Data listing
==================================================

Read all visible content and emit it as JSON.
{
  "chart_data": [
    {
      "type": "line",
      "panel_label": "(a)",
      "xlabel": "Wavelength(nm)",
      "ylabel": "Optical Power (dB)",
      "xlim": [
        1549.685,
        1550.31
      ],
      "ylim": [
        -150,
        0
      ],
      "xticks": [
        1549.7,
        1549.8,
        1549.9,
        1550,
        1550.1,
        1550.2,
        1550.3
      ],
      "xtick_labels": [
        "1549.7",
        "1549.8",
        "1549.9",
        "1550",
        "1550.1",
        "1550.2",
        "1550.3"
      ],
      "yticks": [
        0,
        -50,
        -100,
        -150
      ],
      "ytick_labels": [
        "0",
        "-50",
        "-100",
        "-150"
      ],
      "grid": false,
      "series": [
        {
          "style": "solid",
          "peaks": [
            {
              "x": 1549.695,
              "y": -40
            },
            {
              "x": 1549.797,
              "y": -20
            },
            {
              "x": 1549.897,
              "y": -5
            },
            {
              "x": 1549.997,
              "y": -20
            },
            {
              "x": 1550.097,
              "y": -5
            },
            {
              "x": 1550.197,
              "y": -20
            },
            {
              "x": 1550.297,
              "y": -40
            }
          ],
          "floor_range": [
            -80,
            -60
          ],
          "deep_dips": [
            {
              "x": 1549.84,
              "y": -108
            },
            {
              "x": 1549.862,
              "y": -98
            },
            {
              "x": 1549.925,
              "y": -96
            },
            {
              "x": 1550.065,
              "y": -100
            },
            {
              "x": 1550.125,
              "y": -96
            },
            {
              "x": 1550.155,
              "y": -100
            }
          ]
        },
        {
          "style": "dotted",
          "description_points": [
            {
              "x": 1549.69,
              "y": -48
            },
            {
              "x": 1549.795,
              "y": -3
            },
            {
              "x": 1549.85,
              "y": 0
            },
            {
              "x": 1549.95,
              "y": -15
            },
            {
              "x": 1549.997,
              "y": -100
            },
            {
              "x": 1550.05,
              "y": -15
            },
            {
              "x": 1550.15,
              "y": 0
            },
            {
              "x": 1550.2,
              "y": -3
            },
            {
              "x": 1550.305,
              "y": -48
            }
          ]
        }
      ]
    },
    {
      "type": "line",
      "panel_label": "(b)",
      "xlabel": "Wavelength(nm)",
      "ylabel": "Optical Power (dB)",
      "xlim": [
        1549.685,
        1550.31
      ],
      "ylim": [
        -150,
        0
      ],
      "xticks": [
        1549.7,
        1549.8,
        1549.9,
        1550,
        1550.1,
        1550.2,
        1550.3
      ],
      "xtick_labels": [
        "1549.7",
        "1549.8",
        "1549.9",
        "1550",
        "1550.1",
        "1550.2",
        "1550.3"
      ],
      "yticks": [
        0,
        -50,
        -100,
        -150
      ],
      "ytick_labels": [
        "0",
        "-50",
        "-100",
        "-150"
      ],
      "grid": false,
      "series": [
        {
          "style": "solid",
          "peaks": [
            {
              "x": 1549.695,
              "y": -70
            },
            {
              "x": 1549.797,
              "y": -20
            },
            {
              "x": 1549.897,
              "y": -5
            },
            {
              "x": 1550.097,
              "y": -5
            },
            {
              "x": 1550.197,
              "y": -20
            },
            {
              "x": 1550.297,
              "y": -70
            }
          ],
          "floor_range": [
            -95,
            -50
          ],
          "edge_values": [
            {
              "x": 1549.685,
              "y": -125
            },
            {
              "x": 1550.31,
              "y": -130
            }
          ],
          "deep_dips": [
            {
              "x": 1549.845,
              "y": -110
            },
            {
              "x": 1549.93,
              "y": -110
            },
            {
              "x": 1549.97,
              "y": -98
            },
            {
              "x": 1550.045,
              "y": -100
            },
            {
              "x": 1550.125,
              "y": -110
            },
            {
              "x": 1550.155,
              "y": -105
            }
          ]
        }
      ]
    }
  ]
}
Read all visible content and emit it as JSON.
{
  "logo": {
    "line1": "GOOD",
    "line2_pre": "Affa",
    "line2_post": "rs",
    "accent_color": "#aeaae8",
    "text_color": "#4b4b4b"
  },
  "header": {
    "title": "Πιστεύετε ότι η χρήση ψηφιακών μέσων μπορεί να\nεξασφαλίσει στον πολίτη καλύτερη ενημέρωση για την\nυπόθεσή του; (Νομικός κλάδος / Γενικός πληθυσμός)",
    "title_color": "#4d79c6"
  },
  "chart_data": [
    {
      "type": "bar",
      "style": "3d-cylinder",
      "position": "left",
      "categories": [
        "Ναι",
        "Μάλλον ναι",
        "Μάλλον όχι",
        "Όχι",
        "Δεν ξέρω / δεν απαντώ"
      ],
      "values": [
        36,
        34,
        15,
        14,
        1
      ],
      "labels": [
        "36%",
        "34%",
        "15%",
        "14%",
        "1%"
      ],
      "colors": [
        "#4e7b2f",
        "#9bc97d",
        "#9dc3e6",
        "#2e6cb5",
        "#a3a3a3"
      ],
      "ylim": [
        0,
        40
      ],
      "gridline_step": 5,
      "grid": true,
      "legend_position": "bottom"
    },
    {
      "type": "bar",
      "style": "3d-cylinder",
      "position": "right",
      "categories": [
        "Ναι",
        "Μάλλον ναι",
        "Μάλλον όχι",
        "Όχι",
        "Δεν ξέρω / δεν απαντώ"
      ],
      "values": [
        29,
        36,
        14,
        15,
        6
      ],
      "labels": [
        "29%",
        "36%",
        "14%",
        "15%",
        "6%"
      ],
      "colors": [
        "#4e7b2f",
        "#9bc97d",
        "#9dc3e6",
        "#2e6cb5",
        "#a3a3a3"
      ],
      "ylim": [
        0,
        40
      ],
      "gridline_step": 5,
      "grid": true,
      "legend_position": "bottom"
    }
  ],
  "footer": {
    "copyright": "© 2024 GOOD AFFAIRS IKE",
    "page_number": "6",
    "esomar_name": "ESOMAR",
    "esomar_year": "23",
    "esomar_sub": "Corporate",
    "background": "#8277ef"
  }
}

==================================================

* _TASK GOAL_
Search the data for the string "GOOD". List each line that has it.

* _SOLUTION FOR THIS EXERCISE_
    "line1": "GOOD",
    "copyright": "© 2024 GOOD AFFAIRS IKE",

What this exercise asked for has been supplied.